◆ INSTRUCTIONS FOR THE TASK:
Every entry must be echoed exactly.

◆ DATASET EXTRACT:

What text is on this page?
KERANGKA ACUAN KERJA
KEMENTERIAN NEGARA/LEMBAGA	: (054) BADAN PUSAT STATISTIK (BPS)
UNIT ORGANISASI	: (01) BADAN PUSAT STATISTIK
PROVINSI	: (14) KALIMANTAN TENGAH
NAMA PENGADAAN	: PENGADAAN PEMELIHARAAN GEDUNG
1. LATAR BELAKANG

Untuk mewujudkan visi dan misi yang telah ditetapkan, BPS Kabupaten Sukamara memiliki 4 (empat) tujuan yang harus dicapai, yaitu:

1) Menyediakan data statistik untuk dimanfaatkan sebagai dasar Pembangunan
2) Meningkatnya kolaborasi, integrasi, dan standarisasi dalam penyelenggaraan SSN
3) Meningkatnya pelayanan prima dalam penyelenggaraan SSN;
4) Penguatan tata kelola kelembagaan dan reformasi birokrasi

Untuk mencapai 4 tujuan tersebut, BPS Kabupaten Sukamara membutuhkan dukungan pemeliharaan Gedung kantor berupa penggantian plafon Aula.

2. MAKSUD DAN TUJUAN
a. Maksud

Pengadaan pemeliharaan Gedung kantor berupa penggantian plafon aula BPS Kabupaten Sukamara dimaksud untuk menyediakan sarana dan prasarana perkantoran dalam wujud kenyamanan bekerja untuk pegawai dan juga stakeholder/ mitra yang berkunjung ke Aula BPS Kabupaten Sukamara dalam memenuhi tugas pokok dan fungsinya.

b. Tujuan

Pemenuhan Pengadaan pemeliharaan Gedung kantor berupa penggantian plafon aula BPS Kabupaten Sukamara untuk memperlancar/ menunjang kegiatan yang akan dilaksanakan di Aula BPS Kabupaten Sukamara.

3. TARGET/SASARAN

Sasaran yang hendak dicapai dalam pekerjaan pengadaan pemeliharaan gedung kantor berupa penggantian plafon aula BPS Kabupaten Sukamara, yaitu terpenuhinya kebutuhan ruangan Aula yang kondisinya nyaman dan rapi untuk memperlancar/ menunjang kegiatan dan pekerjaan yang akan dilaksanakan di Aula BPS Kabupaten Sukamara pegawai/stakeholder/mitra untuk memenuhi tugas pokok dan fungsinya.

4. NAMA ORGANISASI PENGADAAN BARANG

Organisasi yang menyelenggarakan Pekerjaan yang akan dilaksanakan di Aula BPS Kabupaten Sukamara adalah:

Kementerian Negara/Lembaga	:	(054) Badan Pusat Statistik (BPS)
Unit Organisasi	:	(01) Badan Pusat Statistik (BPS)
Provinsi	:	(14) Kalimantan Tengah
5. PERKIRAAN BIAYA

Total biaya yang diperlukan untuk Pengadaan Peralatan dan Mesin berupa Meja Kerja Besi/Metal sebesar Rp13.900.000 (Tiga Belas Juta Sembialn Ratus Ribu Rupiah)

◆ THE OUTPUT:
What text is on this page?
KERANGKA ACUAN KERJA
KEMENTERIAN NEGARA/LEMBAGA	: (054) BADAN PUSAT STATISTIK (BPS)
UNIT ORGANISASI	: (01) BADAN PUSAT STATISTIK
PROVINSI	: (14) KALIMANTAN TENGAH
NAMA PENGADAAN	: PENGADAAN PEMELIHARAAN GEDUNG
1. LATAR BELAKANG

Untuk mewujudkan visi dan misi yang telah ditetapkan, BPS Kabupaten Sukamara memiliki 4 (empat) tujuan yang harus dicapai, yaitu:

1) Menyediakan data statistik untuk dimanfaatkan sebagai dasar Pembangunan
2) Meningkatnya kolaborasi, integrasi, dan standarisasi dalam penyelenggaraan SSN
3) Meningkatnya pelayanan prima dalam penyelenggaraan SSN;
4) Penguatan tata kelola kelembagaan dan reformasi birokrasi

Untuk mencapai 4 tujuan tersebut, BPS Kabupaten Sukamara membutuhkan dukungan pemeliharaan Gedung kantor berupa penggantian plafon Aula.

2. MAKSUD DAN TUJUAN
a. Maksud

Pengadaan pemeliharaan Gedung kantor berupa penggantian plafon aula BPS Kabupaten Sukamara dimaksud untuk menyediakan sarana dan prasarana perkantoran dalam wujud kenyamanan bekerja untuk pegawai dan juga stakeholder/ mitra yang berkunjung ke Aula BPS Kabupaten Sukamara dalam memenuhi tugas pokok dan fungsinya.

b. Tujuan

Pemenuhan Pengadaan pemeliharaan Gedung kantor berupa penggantian plafon aula BPS Kabupaten Sukamara untuk memperlancar/ menunjang kegiatan yang akan dilaksanakan di Aula BPS Kabupaten Sukamara.

3. TARGET/SASARAN

Sasaran yang hendak dicapai dalam pekerjaan pengadaan pemeliharaan gedung kantor berupa penggantian plafon aula BPS Kabupaten Sukamara, yaitu terpenuhinya kebutuhan ruangan Aula yang kondisinya nyaman dan rapi untuk memperlancar/ menunjang kegiatan dan pekerjaan yang akan dilaksanakan di Aula BPS Kabupaten Sukamara pegawai/stakeholder/mitra untuk memenuhi tugas pokok dan fungsinya.

4. NAMA ORGANISASI PENGADAAN BARANG

Organisasi yang menyelenggarakan Pekerjaan yang akan dilaksanakan di Aula BPS Kabupaten Sukamara adalah:

Kementerian Negara/Lembaga	:	(054) Badan Pusat Statistik (BPS)
Unit Organisasi	:	(01) Badan Pusat Statistik (BPS)
Provinsi	:	(14) Kalimantan Tengah
5. PERKIRAAN BIAYA

Total biaya yang diperlukan untuk Pengadaan Peralatan dan Mesin berupa Meja Kerja Besi/Metal sebesar Rp13.900.000 (Tiga Belas Juta Sembialn Ratus Ribu Rupiah)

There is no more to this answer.